== Document excerpt ==
Skye Perryman interviews Jordan Klepper
(Credit: Roderious Phillips/Good Faith Media)

The decision to attend and record “man-on-the-street” interviews at MAGA rallies wasn’t a difficult one for Jordan Klepper. “Well, I got hired by The Daily Show, and Jon Stewart said, ‘You have to go to rallies,’” the comedian told an audience in Washington, D.C., on Thursday. “So I started going to the rallies for health insurance.”

Klepper’s remarks were given during a “fireside chat” at the Together for Democracy conference, hosted by Democracy Forward. Skye Perryman, president and CEO of the nonprofit legal advocacy organization that has been on the front lines of litigating the second Donald Trump presidency, moderated the conversation.

Klepper told the audience that he began to see a shift in what people were willing to admit fairly early into his decade of interviewing Trump supporters at rallies. He speculated that when he began, only about one in 10 of those he spoke with on camera would admit to believing in birtherism, the conspiracy theory that Barack Obama wasn’t born in the United States.

“At the time, it was collectively known as something that was not only untoward, but racist,” he said. Within a couple of months after Trump announced his 2016 presidential candidacy, Klepper estimates that seven in 10 openly shared that belief in interviews with him. “Now, I don’t think that was a total shift in the number of people who believed it,” he said. “But it at least dropped the norm for people who were OK with sharing it.”
===
§ Task item A: Translate this sentence from the article on Jordan Klepper's rally interviews into Spanish: "Klepper’s remarks were given during a “fireside chat” at the Together for Democracy conference, hosted by Democracy Forward."
§ Task item B: From the article on Jordan Klepper's rally interviews, set down verbatim the passage from "The decision to" to "moderated the conversation.".
== Available data ==
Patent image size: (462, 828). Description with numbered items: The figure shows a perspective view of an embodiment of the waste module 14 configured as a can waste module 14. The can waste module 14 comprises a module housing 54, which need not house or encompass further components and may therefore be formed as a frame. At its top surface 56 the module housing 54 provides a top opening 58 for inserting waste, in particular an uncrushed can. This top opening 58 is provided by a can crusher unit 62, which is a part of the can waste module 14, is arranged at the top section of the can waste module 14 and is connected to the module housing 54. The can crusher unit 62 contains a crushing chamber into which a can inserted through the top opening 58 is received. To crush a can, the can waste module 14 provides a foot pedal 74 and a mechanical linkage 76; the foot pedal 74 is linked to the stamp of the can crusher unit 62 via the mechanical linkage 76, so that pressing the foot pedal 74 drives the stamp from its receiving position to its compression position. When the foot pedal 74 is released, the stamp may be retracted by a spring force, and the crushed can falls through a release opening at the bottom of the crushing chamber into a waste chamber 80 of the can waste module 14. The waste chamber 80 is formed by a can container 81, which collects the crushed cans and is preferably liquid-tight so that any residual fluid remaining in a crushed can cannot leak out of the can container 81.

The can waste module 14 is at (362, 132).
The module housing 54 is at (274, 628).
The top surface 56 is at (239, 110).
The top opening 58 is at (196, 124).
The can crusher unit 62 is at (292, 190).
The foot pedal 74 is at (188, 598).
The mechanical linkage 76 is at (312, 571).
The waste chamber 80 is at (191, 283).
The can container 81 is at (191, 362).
===
§ Your response A: Los comentarios de Klepper se hicieron durante una «charla junto a la chimenea» en la conferencia Together for Democracy, organizada por Democracy Forward.

§ Your response B:
The decision to attend and record “man-on-the-street” interviews at MAGA rallies wasn’t a difficult one for Jordan Klepper. “Well, I got hired by The Daily Show, and Jon Stewart said, ‘You have to go to rallies,’” the comedian told an audience in Washington, D.C., on Thursday. “So I started going to the rallies for health insurance.”

Klepper’s remarks were given during a “fireside chat” at the Together for Democracy conference, hosted by Democracy Forward. Skye Perryman, president and CEO of the nonprofit legal advocacy organization that has been on the front lines of litigating the second Donald Trump presidency, moderated the conversation.